Items listed in a dataset:
::::::::::

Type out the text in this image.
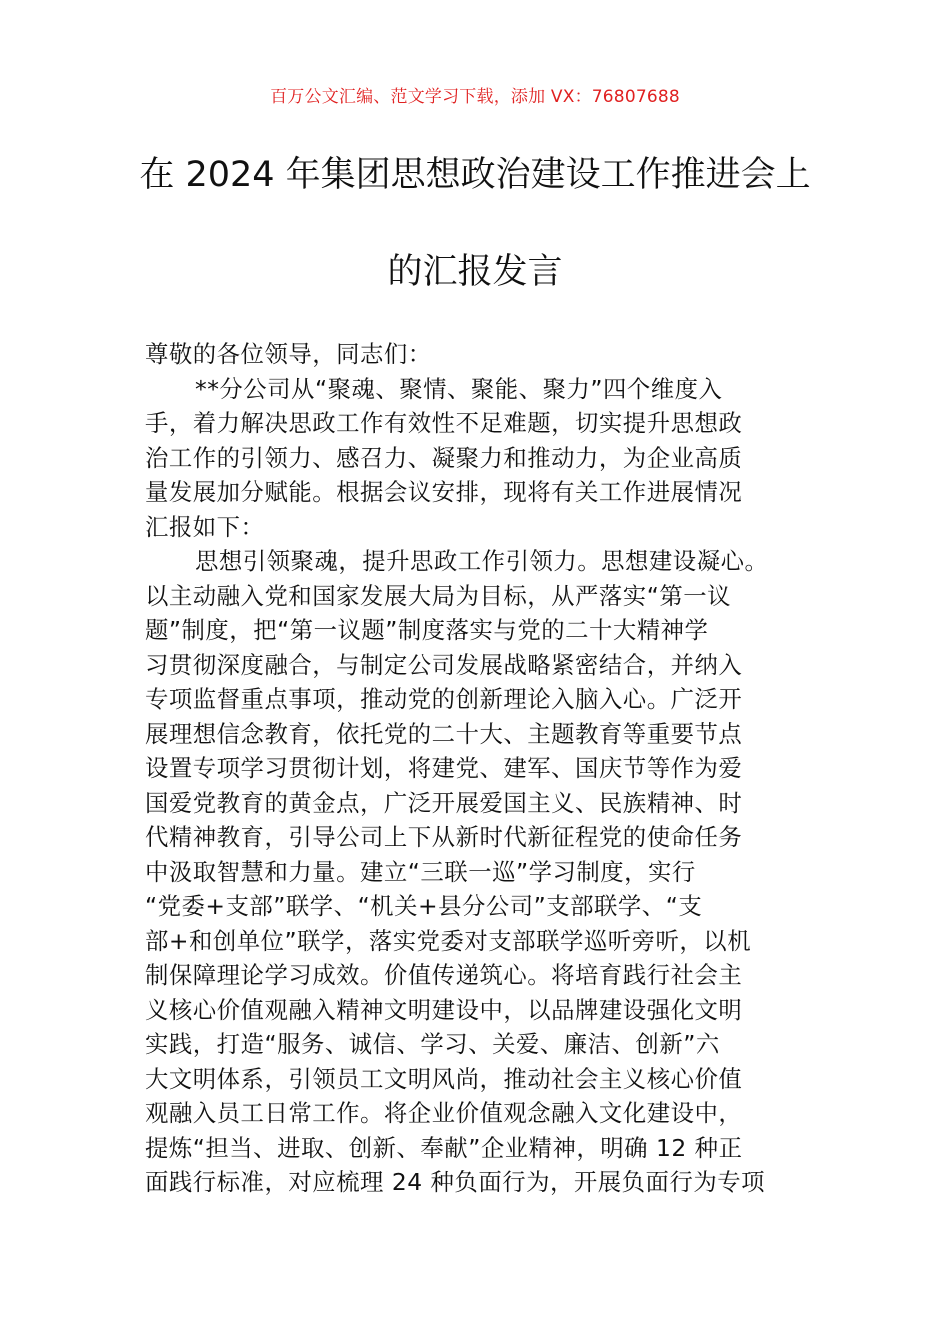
百万公文汇编、范文学习下载，添加 VX：76807688
在 2024 年集团思想政治建设工作推进会上
的汇报发言
尊敬的各位领导，同志们：
**分公司从“聚魂、聚情、聚能、聚力”四个维度入
手，着力解决思政工作有效性不足难题，切实提升思想政
治工作的引领力、感召力、凝聚力和推动力，为企业高质
量发展加分赋能。根据会议安排，现将有关工作进展情况
汇报如下：
思想引领聚魂，提升思政工作引领力。思想建设凝心。
以主动融入党和国家发展大局为目标，从严落实“第一议
题”制度，把“第一议题”制度落实与党的二十大精神学
习贯彻深度融合，与制定公司发展战略紧密结合，并纳入
专项监督重点事项，推动党的创新理论入脑入心。广泛开
展理想信念教育，依托党的二十大、主题教育等重要节点
设置专项学习贯彻计划，将建党、建军、国庆节等作为爱
国爱党教育的黄金点，广泛开展爱国主义、民族精神、时
代精神教育，引导公司上下从新时代新征程党的使命任务
中汲取智慧和力量。建立“三联一巡”学习制度，实行
“党委+支部”联学、“机关+县分公司”支部联学、“支
部+和创单位”联学，落实党委对支部联学巡听旁听，以机
制保障理论学习成效。价值传递筑心。将培育践行社会主
义核心价值观融入精神文明建设中，以品牌建设强化文明
实践，打造“服务、诚信、学习、关爱、廉洁、创新”六
大文明体系，引领员工文明风尚，推动社会主义核心价值
观融入员工日常工作。将企业价值观念融入文化建设中，
提炼“担当、进取、创新、奉献”企业精神，明确 12 种正
面践行标准，对应梳理 24 种负面行为，开展负面行为专项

::::::::::

> **EXERCISE DIRECTIONS**
Using the material above, retype each entry exactly and omit the pictures.

> **SOLUTION BELOW**
Type out the text in this image.
百万公文汇编、范文学习下载，添加 VX：76807688
在 2024 年集团思想政治建设工作推进会上
的汇报发言
尊敬的各位领导，同志们：
**分公司从“聚魂、聚情、聚能、聚力”四个维度入
手，着力解决思政工作有效性不足难题，切实提升思想政
治工作的引领力、感召力、凝聚力和推动力，为企业高质
量发展加分赋能。根据会议安排，现将有关工作进展情况
汇报如下：
思想引领聚魂，提升思政工作引领力。思想建设凝心。
以主动融入党和国家发展大局为目标，从严落实“第一议
题”制度，把“第一议题”制度落实与党的二十大精神学
习贯彻深度融合，与制定公司发展战略紧密结合，并纳入
专项监督重点事项，推动党的创新理论入脑入心。广泛开
展理想信念教育，依托党的二十大、主题教育等重要节点
设置专项学习贯彻计划，将建党、建军、国庆节等作为爱
国爱党教育的黄金点，广泛开展爱国主义、民族精神、时
代精神教育，引导公司上下从新时代新征程党的使命任务
中汲取智慧和力量。建立“三联一巡”学习制度，实行
“党委+支部”联学、“机关+县分公司”支部联学、“支
部+和创单位”联学，落实党委对支部联学巡听旁听，以机
制保障理论学习成效。价值传递筑心。将培育践行社会主
义核心价值观融入精神文明建设中，以品牌建设强化文明
实践，打造“服务、诚信、学习、关爱、廉洁、创新”六
大文明体系，引领员工文明风尚，推动社会主义核心价值
观融入员工日常工作。将企业价值观念融入文化建设中，
提炼“担当、进取、创新、奉献”企业精神，明确 12 种正
面践行标准，对应梳理 24 种负面行为，开展负面行为专项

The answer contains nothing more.